*** EXTRACTED MATERIAL

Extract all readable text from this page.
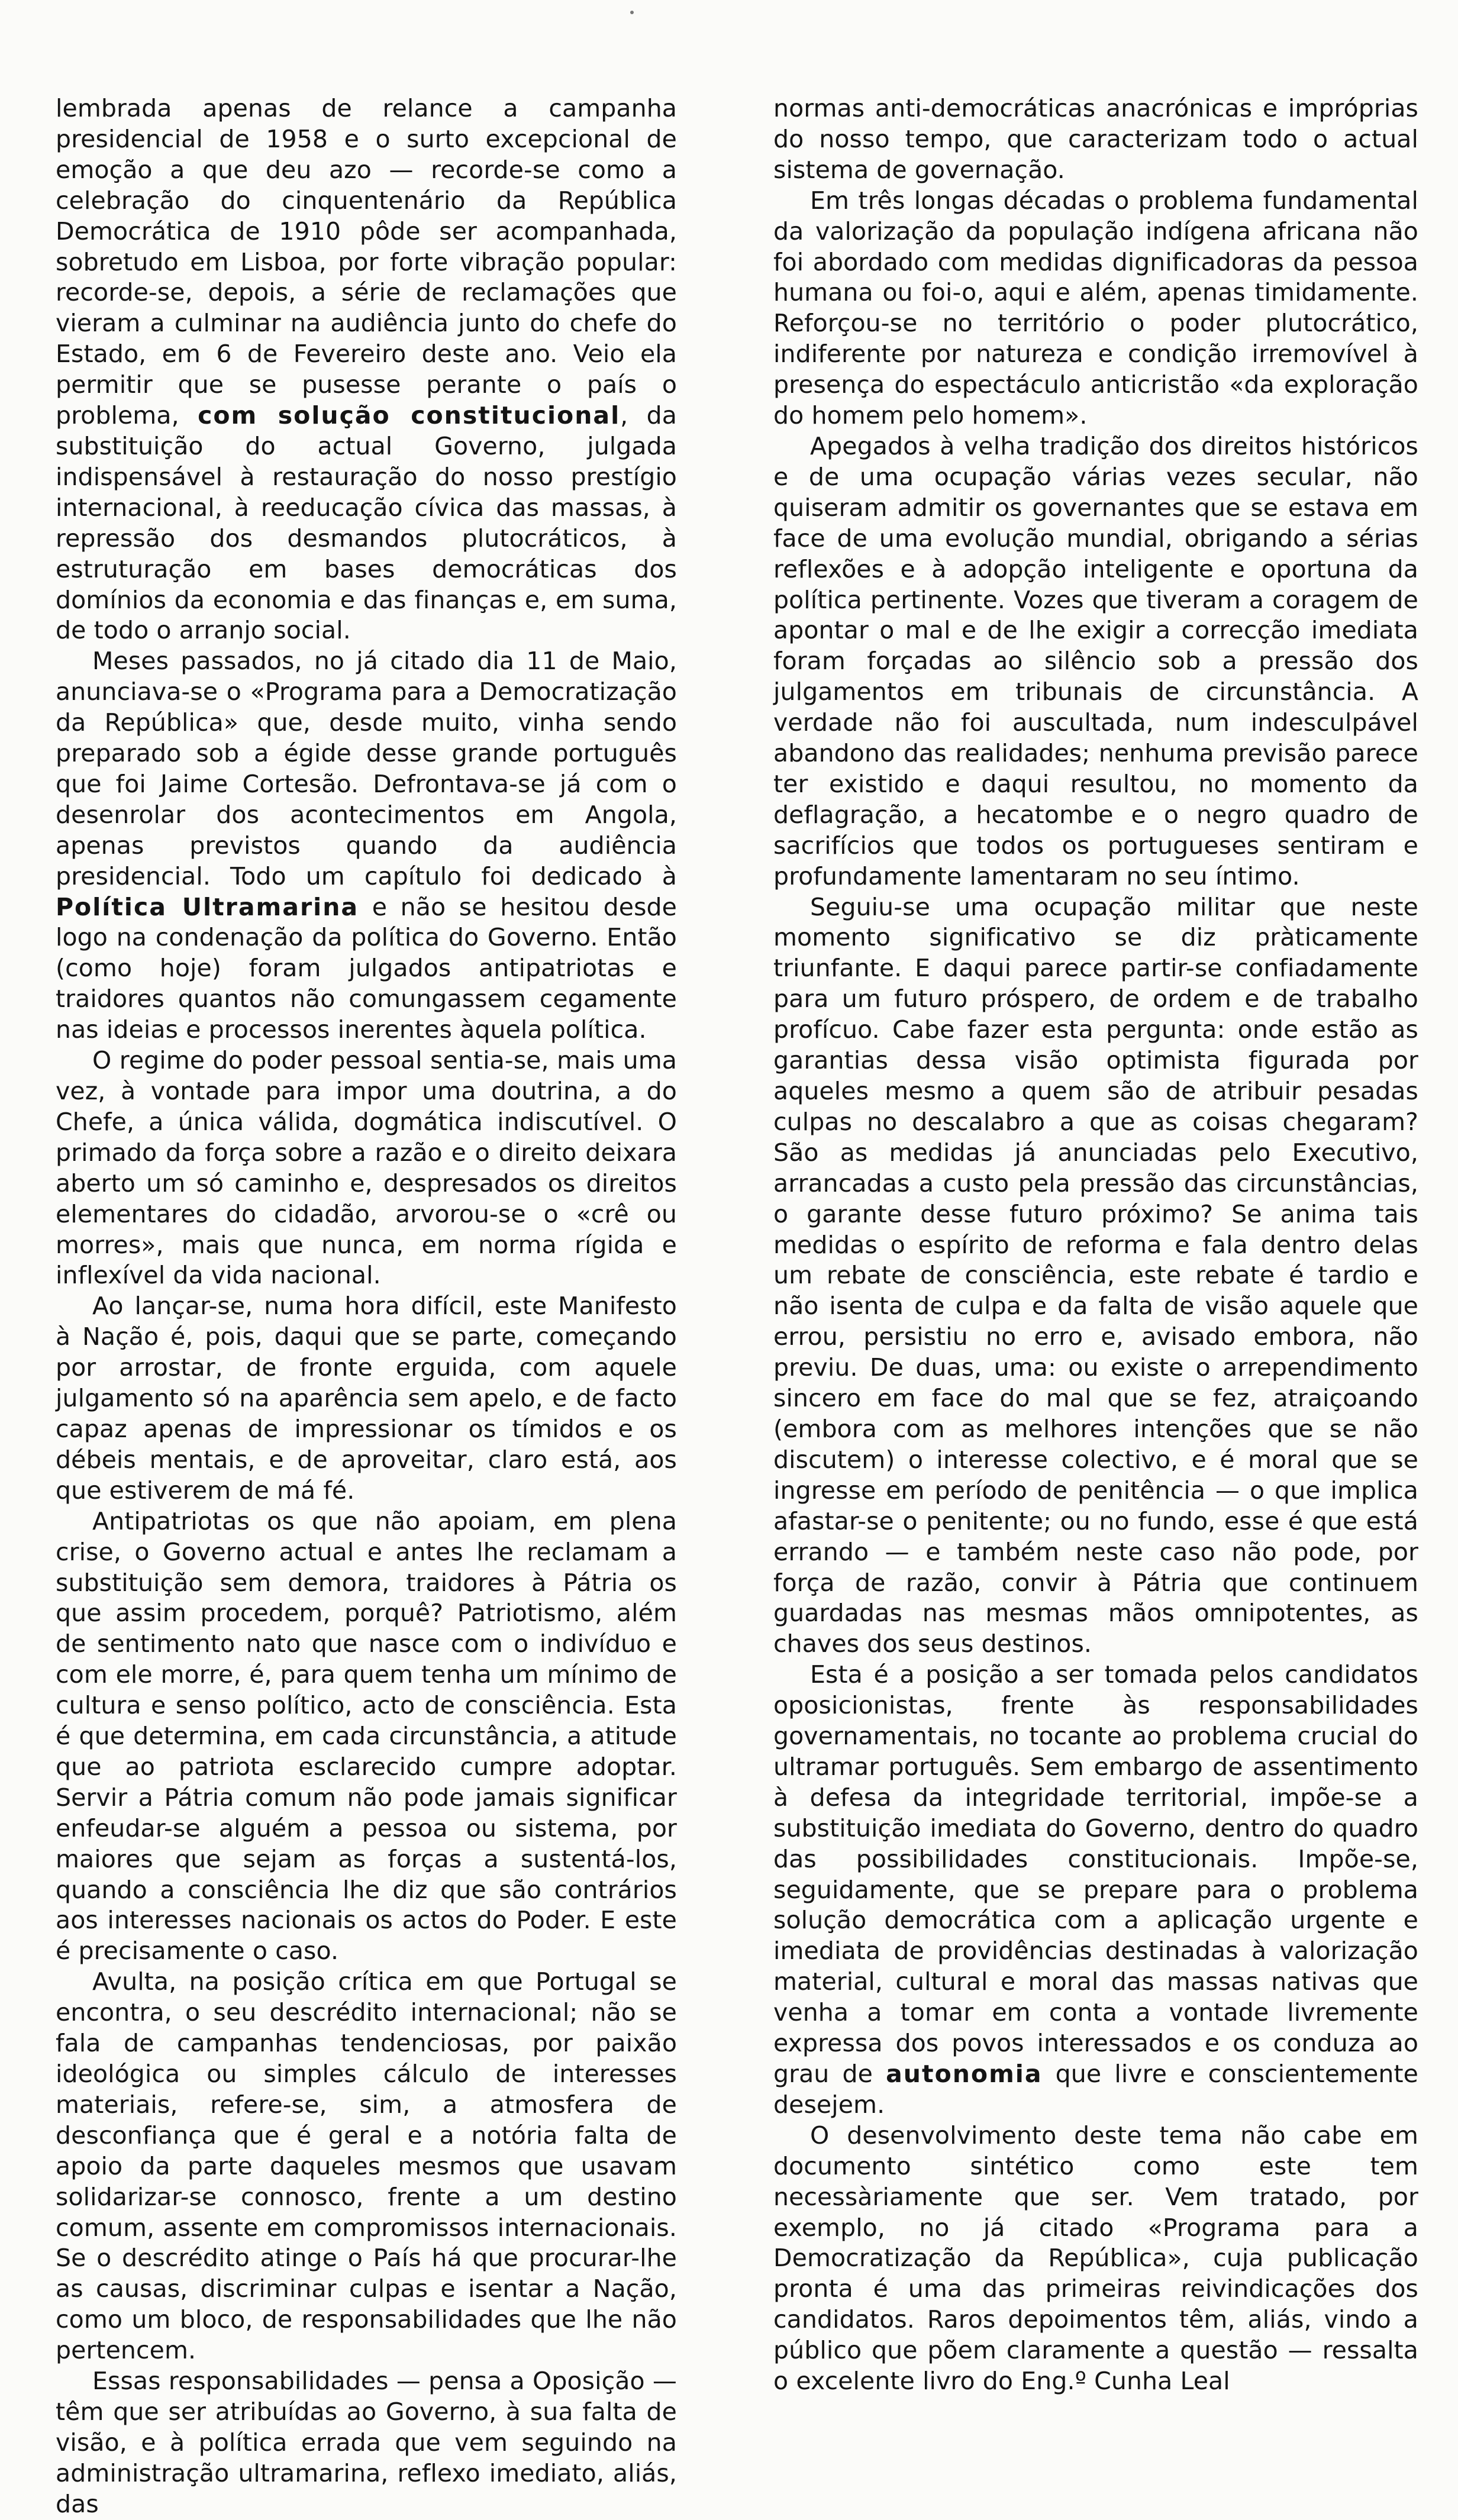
lembrada apenas de relance a campanha presidencial de 1958 e o surto excepcional de emoção a que deu azo — recorde-se como a celebração do cinquentenário da República Democrática de 1910 pôde ser acompanhada, sobretudo em Lisboa, por forte vibração popular: recorde-se, depois, a série de reclamações que vieram a culminar na audiência junto do chefe do Estado, em 6 de Fevereiro deste ano. Veio ela permitir que se pusesse perante o país o problema, com solução constitucional, da substituição do actual Governo, julgada indispensável à restauração do nosso prestígio internacional, à reeducação cívica das massas, à repressão dos desmandos plutocráticos, à estruturação em bases democráticas dos domínios da economia e das finanças e, em suma, de todo o arranjo social.

Meses passados, no já citado dia 11 de Maio, anunciava-se o «Programa para a Democratização da República» que, desde muito, vinha sendo preparado sob a égide desse grande português que foi Jaime Cortesão. Defrontava-se já com o desenrolar dos acontecimentos em Angola, apenas previstos quando da audiência presidencial. Todo um capítulo foi dedicado à Política Ultramarina e não se hesitou desde logo na condenação da política do Governo. Então (como hoje) foram julgados antipatriotas e traidores quantos não comungassem cegamente nas ideias e processos inerentes àquela política.

O regime do poder pessoal sentia-se, mais uma vez, à vontade para impor uma doutrina, a do Chefe, a única válida, dogmática indiscutível. O primado da força sobre a razão e o direito deixara aberto um só caminho e, despresados os direitos elementares do cidadão, arvorou-se o «crê ou morres», mais que nunca, em norma rígida e inflexível da vida nacional.

Ao lançar-se, numa hora difícil, este Manifesto à Nação é, pois, daqui que se parte, começando por arrostar, de fronte erguida, com aquele julgamento só na aparência sem apelo, e de facto capaz apenas de impressionar os tímidos e os débeis mentais, e de aproveitar, claro está, aos que estiverem de má fé.

Antipatriotas os que não apoiam, em plena crise, o Governo actual e antes lhe reclamam a substituição sem demora, traidores à Pátria os que assim procedem, porquê? Patriotismo, além de sentimento nato que nasce com o indivíduo e com ele morre, é, para quem tenha um mínimo de cultura e senso político, acto de consciência. Esta é que determina, em cada circunstância, a atitude que ao patriota esclarecido cumpre adoptar. Servir a Pátria comum não pode jamais significar enfeudar-se alguém a pessoa ou sistema, por maiores que sejam as forças a sustentá-los, quando a consciência lhe diz que são contrários aos interesses nacionais os actos do Poder. E este é precisamente o caso.

Avulta, na posição crítica em que Portugal se encontra, o seu descrédito internacional; não se fala de campanhas tendenciosas, por paixão ideológica ou simples cálculo de interesses materiais, refere-se, sim, a atmosfera de desconfiança que é geral e a notória falta de apoio da parte daqueles mesmos que usavam solidarizar-se connosco, frente a um destino comum, assente em compromissos internacionais. Se o descrédito atinge o País há que procurar-lhe as causas, discriminar culpas e isentar a Nação, como um bloco, de responsabilidades que lhe não pertencem.

Essas responsabilidades — pensa a Oposição — têm que ser atribuídas ao Governo, à sua falta de visão, e à política errada que vem seguindo na administração ultramarina, reflexo imediato, aliás, das

normas anti-democráticas anacrónicas e impróprias do nosso tempo, que caracterizam todo o actual sistema de governação.

Em três longas décadas o problema fundamental da valorização da população indígena africana não foi abordado com medidas dignificadoras da pessoa humana ou foi-o, aqui e além, apenas timidamente. Reforçou-se no território o poder plutocrático, indiferente por natureza e condição irremovível à presença do espectáculo anticristão «da exploração do homem pelo homem».

Apegados à velha tradição dos direitos históricos e de uma ocupação várias vezes secular, não quiseram admitir os governantes que se estava em face de uma evolução mundial, obrigando a sérias reflexões e à adopção inteligente e oportuna da política pertinente. Vozes que tiveram a coragem de apontar o mal e de lhe exigir a correcção imediata foram forçadas ao silêncio sob a pressão dos julgamentos em tribunais de circunstância. A verdade não foi auscultada, num indesculpável abandono das realidades; nenhuma previsão parece ter existido e daqui resultou, no momento da deflagração, a hecatombe e o negro quadro de sacrifícios que todos os portugueses sentiram e profundamente lamentaram no seu íntimo.

Seguiu-se uma ocupação militar que neste momento significativo se diz pràticamente triunfante. E daqui parece partir-se confiadamente para um futuro próspero, de ordem e de trabalho profícuo. Cabe fazer esta pergunta: onde estão as garantias dessa visão optimista figurada por aqueles mesmo a quem são de atribuir pesadas culpas no descalabro a que as coisas chegaram? São as medidas já anunciadas pelo Executivo, arrancadas a custo pela pressão das circunstâncias, o garante desse futuro próximo? Se anima tais medidas o espírito de reforma e fala dentro delas um rebate de consciência, este rebate é tardio e não isenta de culpa e da falta de visão aquele que errou, persistiu no erro e, avisado embora, não previu. De duas, uma: ou existe o arrependimento sincero em face do mal que se fez, atraiçoando (embora com as melhores intenções que se não discutem) o interesse colectivo, e é moral que se ingresse em período de penitência — o que implica afastar-se o penitente; ou no fundo, esse é que está errando — e também neste caso não pode, por força de razão, convir à Pátria que continuem guardadas nas mesmas mãos omnipotentes, as chaves dos seus destinos.

Esta é a posição a ser tomada pelos candidatos oposicionistas, frente às responsabilidades governamentais, no tocante ao problema crucial do ultramar português. Sem embargo de assentimento à defesa da integridade territorial, impõe-se a substituição imediata do Governo, dentro do quadro das possibilidades constitucionais. Impõe-se, seguidamente, que se prepare para o problema solução democrática com a aplicação urgente e imediata de providências destinadas à valorização material, cultural e moral das massas nativas que venha a tomar em conta a vontade livremente expressa dos povos interessados e os conduza ao grau de autonomia que livre e conscientemente desejem.

O desenvolvimento deste tema não cabe em documento sintético como este tem necessàriamente que ser. Vem tratado, por exemplo, no já citado «Programa para a Democratização da República», cuja publicação pronta é uma das primeiras reivindicações dos candidatos. Raros depoimentos têm, aliás, vindo a público que põem claramente a questão — ressalta o excelente livro do Eng.º Cunha Leal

******

* REQUIREMENT
From the records above, pull out every line containing the word "aliás".

* COMPLETED EXERCISE
Essas responsabilidades — pensa a Oposição — têm que ser atribuídas ao Governo, à sua falta de visão, e à política errada que vem seguindo na administração ultramarina, reflexo imediato, aliás, das
O desenvolvimento deste tema não cabe em documento sintético como este tem necessàriamente que ser. Vem tratado, por exemplo, no já citado «Programa para a Democratização da República», cuja publicação pronta é uma das primeiras reivindicações dos candidatos. Raros depoimentos têm, aliás, vindo a público que põem claramente a questão — ressalta o excelente livro do Eng.º Cunha Leal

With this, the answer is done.